(Dataset items)
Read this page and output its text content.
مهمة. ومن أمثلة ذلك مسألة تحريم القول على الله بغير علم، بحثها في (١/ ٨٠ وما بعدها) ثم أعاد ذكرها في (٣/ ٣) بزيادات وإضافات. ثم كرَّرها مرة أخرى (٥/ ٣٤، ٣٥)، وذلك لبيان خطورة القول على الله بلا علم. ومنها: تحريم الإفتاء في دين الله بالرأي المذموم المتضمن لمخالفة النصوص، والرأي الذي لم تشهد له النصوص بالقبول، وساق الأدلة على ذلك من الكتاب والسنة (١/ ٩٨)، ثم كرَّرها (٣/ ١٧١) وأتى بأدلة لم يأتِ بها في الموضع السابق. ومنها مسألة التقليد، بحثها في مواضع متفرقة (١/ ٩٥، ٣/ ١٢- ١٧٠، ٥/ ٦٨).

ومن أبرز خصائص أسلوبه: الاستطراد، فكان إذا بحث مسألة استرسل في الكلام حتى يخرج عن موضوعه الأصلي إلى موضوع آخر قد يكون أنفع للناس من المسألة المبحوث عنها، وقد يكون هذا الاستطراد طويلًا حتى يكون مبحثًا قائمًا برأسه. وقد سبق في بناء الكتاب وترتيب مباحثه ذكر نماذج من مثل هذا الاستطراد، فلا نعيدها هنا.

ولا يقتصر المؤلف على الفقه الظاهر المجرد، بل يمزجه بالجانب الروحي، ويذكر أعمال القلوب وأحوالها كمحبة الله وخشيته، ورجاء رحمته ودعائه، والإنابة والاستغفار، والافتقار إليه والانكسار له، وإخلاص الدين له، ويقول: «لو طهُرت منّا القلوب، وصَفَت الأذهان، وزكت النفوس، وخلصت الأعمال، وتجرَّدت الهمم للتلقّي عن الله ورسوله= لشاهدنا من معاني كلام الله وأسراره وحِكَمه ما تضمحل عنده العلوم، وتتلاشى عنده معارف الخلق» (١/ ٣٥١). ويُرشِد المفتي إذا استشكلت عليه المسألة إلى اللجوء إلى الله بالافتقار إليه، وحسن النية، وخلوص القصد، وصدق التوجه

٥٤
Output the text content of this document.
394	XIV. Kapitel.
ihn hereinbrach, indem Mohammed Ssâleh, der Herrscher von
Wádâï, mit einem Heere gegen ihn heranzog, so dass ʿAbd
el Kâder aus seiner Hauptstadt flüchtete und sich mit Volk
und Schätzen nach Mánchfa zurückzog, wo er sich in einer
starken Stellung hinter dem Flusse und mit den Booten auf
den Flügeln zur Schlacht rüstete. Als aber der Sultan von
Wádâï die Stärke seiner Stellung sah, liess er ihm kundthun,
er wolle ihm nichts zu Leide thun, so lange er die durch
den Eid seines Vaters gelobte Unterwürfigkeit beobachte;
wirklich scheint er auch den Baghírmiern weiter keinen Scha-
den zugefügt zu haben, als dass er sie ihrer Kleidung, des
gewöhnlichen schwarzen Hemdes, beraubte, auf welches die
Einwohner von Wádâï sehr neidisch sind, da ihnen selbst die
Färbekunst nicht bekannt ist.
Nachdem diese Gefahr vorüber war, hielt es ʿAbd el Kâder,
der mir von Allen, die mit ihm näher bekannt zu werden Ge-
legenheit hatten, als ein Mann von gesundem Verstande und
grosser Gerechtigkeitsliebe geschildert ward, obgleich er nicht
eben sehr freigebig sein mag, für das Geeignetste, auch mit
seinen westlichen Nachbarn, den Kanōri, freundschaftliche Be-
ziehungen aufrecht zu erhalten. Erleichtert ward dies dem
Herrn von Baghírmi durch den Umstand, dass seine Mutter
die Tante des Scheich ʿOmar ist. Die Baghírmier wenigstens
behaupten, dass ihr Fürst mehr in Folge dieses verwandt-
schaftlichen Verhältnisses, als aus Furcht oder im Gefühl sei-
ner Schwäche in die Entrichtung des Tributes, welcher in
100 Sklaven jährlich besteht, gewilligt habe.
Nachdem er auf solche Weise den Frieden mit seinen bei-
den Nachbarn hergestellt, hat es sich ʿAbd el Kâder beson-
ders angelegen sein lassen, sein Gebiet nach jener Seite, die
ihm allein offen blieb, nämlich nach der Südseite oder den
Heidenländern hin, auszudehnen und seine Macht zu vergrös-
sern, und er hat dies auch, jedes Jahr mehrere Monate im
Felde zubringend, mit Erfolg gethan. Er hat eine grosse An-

■ OBJECTIVE ■
Repeat the entries exactly, all of them.

■ WORKED ANSWER ■
Read this page and output its text content.
مهمة. ومن أمثلة ذلك مسألة تحريم القول على الله بغير علم، بحثها في (١/ ٨٠ وما بعدها) ثم أعاد ذكرها في (٣/ ٣) بزيادات وإضافات. ثم كرَّرها مرة أخرى (٥/ ٣٤، ٣٥)، وذلك لبيان خطورة القول على الله بلا علم. ومنها: تحريم الإفتاء في دين الله بالرأي المذموم المتضمن لمخالفة النصوص، والرأي الذي لم تشهد له النصوص بالقبول، وساق الأدلة على ذلك من الكتاب والسنة (١/ ٩٨)، ثم كرَّرها (٣/ ١٧١) وأتى بأدلة لم يأتِ بها في الموضع السابق. ومنها مسألة التقليد، بحثها في مواضع متفرقة (١/ ٩٥، ٣/ ١٢- ١٧٠، ٥/ ٦٨).

ومن أبرز خصائص أسلوبه: الاستطراد، فكان إذا بحث مسألة استرسل في الكلام حتى يخرج عن موضوعه الأصلي إلى موضوع آخر قد يكون أنفع للناس من المسألة المبحوث عنها، وقد يكون هذا الاستطراد طويلًا حتى يكون مبحثًا قائمًا برأسه. وقد سبق في بناء الكتاب وترتيب مباحثه ذكر نماذج من مثل هذا الاستطراد، فلا نعيدها هنا.

ولا يقتصر المؤلف على الفقه الظاهر المجرد، بل يمزجه بالجانب الروحي، ويذكر أعمال القلوب وأحوالها كمحبة الله وخشيته، ورجاء رحمته ودعائه، والإنابة والاستغفار، والافتقار إليه والانكسار له، وإخلاص الدين له، ويقول: «لو طهُرت منّا القلوب، وصَفَت الأذهان، وزكت النفوس، وخلصت الأعمال، وتجرَّدت الهمم للتلقّي عن الله ورسوله= لشاهدنا من معاني كلام الله وأسراره وحِكَمه ما تضمحل عنده العلوم، وتتلاشى عنده معارف الخلق» (١/ ٣٥١). ويُرشِد المفتي إذا استشكلت عليه المسألة إلى اللجوء إلى الله بالافتقار إليه، وحسن النية، وخلوص القصد، وصدق التوجه

٥٤
Output the text content of this document.
394	XIV. Kapitel.
ihn hereinbrach, indem Mohammed Ssâleh, der Herrscher von
Wádâï, mit einem Heere gegen ihn heranzog, so dass ʿAbd
el Kâder aus seiner Hauptstadt flüchtete und sich mit Volk
und Schätzen nach Mánchfa zurückzog, wo er sich in einer
starken Stellung hinter dem Flusse und mit den Booten auf
den Flügeln zur Schlacht rüstete. Als aber der Sultan von
Wádâï die Stärke seiner Stellung sah, liess er ihm kundthun,
er wolle ihm nichts zu Leide thun, so lange er die durch
den Eid seines Vaters gelobte Unterwürfigkeit beobachte;
wirklich scheint er auch den Baghírmiern weiter keinen Scha-
den zugefügt zu haben, als dass er sie ihrer Kleidung, des
gewöhnlichen schwarzen Hemdes, beraubte, auf welches die
Einwohner von Wádâï sehr neidisch sind, da ihnen selbst die
Färbekunst nicht bekannt ist.
Nachdem diese Gefahr vorüber war, hielt es ʿAbd el Kâder,
der mir von Allen, die mit ihm näher bekannt zu werden Ge-
legenheit hatten, als ein Mann von gesundem Verstande und
grosser Gerechtigkeitsliebe geschildert ward, obgleich er nicht
eben sehr freigebig sein mag, für das Geeignetste, auch mit
seinen westlichen Nachbarn, den Kanōri, freundschaftliche Be-
ziehungen aufrecht zu erhalten. Erleichtert ward dies dem
Herrn von Baghírmi durch den Umstand, dass seine Mutter
die Tante des Scheich ʿOmar ist. Die Baghírmier wenigstens
behaupten, dass ihr Fürst mehr in Folge dieses verwandt-
schaftlichen Verhältnisses, als aus Furcht oder im Gefühl sei-
ner Schwäche in die Entrichtung des Tributes, welcher in
100 Sklaven jährlich besteht, gewilligt habe.
Nachdem er auf solche Weise den Frieden mit seinen bei-
den Nachbarn hergestellt, hat es sich ʿAbd el Kâder beson-
ders angelegen sein lassen, sein Gebiet nach jener Seite, die
ihm allein offen blieb, nämlich nach der Südseite oder den
Heidenländern hin, auszudehnen und seine Macht zu vergrös-
sern, und er hat dies auch, jedes Jahr mehrere Monate im
Felde zubringend, mit Erfolg gethan. Er hat eine grosse An-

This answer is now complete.